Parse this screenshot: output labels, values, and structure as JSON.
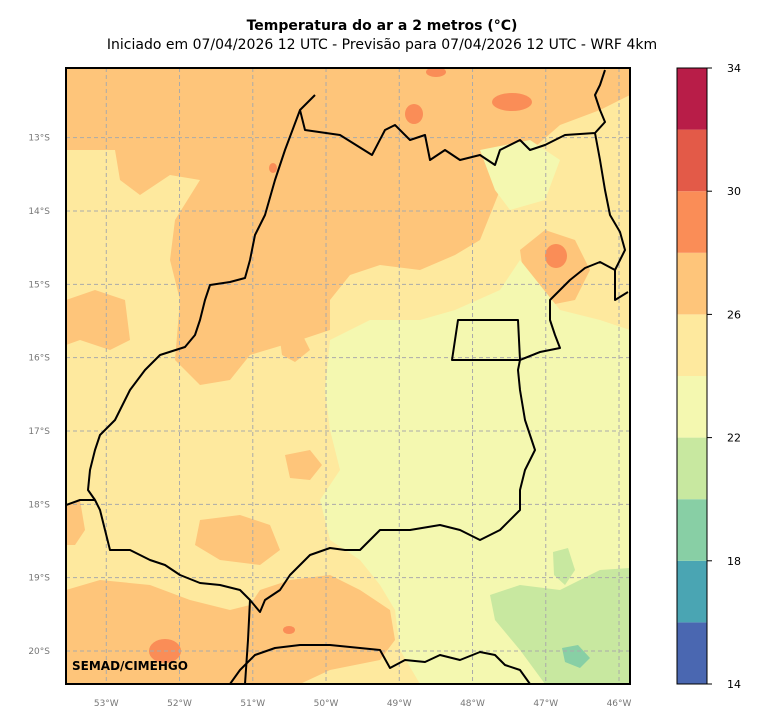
{
  "header": {
    "title": "Temperatura do ar a 2 metros (°C)",
    "subtitle": "Iniciado em 07/04/2026 12 UTC - Previsão para 07/04/2026 12 UTC - WRF 4km"
  },
  "map": {
    "credit": "SEMAD/CIMEHGO",
    "lon_ticks": [
      "53°W",
      "52°W",
      "51°W",
      "50°W",
      "49°W",
      "48°W",
      "47°W",
      "46°W"
    ],
    "lat_ticks": [
      "13°S",
      "14°S",
      "15°S",
      "16°S",
      "17°S",
      "18°S",
      "19°S",
      "20°S"
    ],
    "lon_range": [
      -53.55,
      -45.85
    ],
    "lat_range": [
      -20.45,
      -12.05
    ]
  },
  "colorbar": {
    "ticks": [
      "34",
      "30",
      "26",
      "22",
      "18",
      "14"
    ],
    "levels": [
      14,
      16,
      18,
      20,
      22,
      24,
      26,
      28,
      30,
      32,
      34
    ],
    "colors": [
      "#4a67b1",
      "#4aa5b3",
      "#88cfa5",
      "#c8e8a0",
      "#f4f8b0",
      "#fee99e",
      "#fec57a",
      "#fa8d57",
      "#e35a48",
      "#b81d48"
    ]
  }
}
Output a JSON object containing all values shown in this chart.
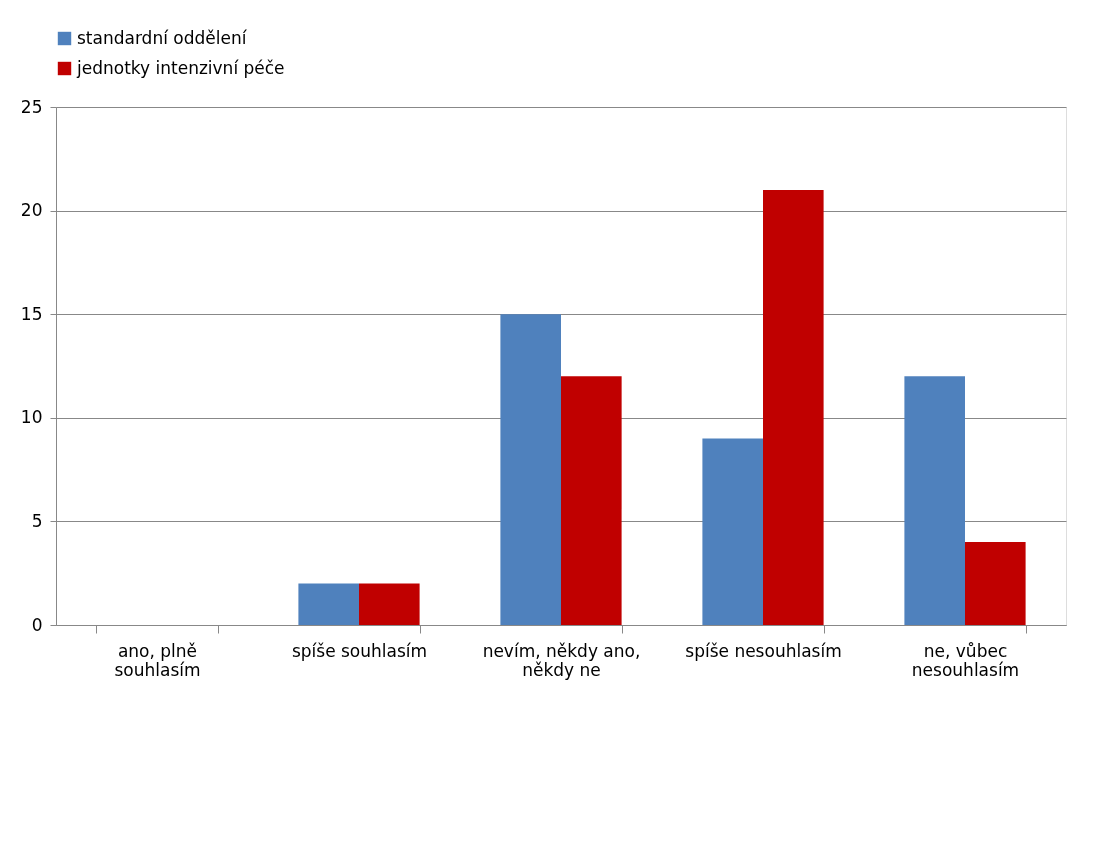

***

- WHAT THE TASK REQUIRES:
Report the number of lines in the listing above that include the word "JSON", and nothing else.

- THE ANSWER:
2